Write out the entries below once more, exactly.

━━━━━ DATA RECORDS ━━━━━

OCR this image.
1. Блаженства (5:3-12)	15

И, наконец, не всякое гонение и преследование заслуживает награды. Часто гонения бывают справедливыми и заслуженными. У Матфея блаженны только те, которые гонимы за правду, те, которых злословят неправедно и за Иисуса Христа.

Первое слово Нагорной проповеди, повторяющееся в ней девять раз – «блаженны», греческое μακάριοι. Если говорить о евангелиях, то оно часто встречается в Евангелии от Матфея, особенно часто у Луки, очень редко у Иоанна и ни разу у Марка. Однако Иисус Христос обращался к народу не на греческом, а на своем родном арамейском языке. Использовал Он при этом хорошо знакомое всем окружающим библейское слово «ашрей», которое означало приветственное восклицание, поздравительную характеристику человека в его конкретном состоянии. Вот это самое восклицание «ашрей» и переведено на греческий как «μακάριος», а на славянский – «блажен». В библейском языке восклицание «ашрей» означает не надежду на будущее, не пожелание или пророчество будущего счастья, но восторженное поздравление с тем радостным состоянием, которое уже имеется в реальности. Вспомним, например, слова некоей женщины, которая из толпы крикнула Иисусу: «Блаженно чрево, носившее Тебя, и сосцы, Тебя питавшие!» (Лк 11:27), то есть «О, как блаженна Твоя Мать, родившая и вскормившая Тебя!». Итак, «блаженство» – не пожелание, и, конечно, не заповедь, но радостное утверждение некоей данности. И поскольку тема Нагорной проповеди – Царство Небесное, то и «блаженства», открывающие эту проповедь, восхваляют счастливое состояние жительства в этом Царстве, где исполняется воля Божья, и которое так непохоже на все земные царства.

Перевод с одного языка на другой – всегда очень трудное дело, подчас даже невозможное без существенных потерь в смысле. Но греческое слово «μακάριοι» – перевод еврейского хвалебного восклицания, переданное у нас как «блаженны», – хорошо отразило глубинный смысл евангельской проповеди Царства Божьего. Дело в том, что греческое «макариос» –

━━━━━

COMPLETE RESPONSE.
OCR this image.
1. Блаженства (5:3-12)	15

И, наконец, не всякое гонение и преследование заслуживает награды. Часто гонения бывают справедливыми и заслуженными. У Матфея блаженны только те, которые гонимы за правду, те, которых злословят неправедно и за Иисуса Христа.

Первое слово Нагорной проповеди, повторяющееся в ней девять раз – «блаженны», греческое μακάριοι. Если говорить о евангелиях, то оно часто встречается в Евангелии от Матфея, особенно часто у Луки, очень редко у Иоанна и ни разу у Марка. Однако Иисус Христос обращался к народу не на греческом, а на своем родном арамейском языке. Использовал Он при этом хорошо знакомое всем окружающим библейское слово «ашрей», которое означало приветственное восклицание, поздравительную характеристику человека в его конкретном состоянии. Вот это самое восклицание «ашрей» и переведено на греческий как «μακάριος», а на славянский – «блажен». В библейском языке восклицание «ашрей» означает не надежду на будущее, не пожелание или пророчество будущего счастья, но восторженное поздравление с тем радостным состоянием, которое уже имеется в реальности. Вспомним, например, слова некоей женщины, которая из толпы крикнула Иисусу: «Блаженно чрево, носившее Тебя, и сосцы, Тебя питавшие!» (Лк 11:27), то есть «О, как блаженна Твоя Мать, родившая и вскормившая Тебя!». Итак, «блаженство» – не пожелание, и, конечно, не заповедь, но радостное утверждение некоей данности. И поскольку тема Нагорной проповеди – Царство Небесное, то и «блаженства», открывающие эту проповедь, восхваляют счастливое состояние жительства в этом Царстве, где исполняется воля Божья, и которое так непохоже на все земные царства.

Перевод с одного языка на другой – всегда очень трудное дело, подчас даже невозможное без существенных потерь в смысле. Но греческое слово «μακάριοι» – перевод еврейского хвалебного восклицания, переданное у нас как «блаженны», – хорошо отразило глубинный смысл евангельской проповеди Царства Божьего. Дело в том, что греческое «макариос» –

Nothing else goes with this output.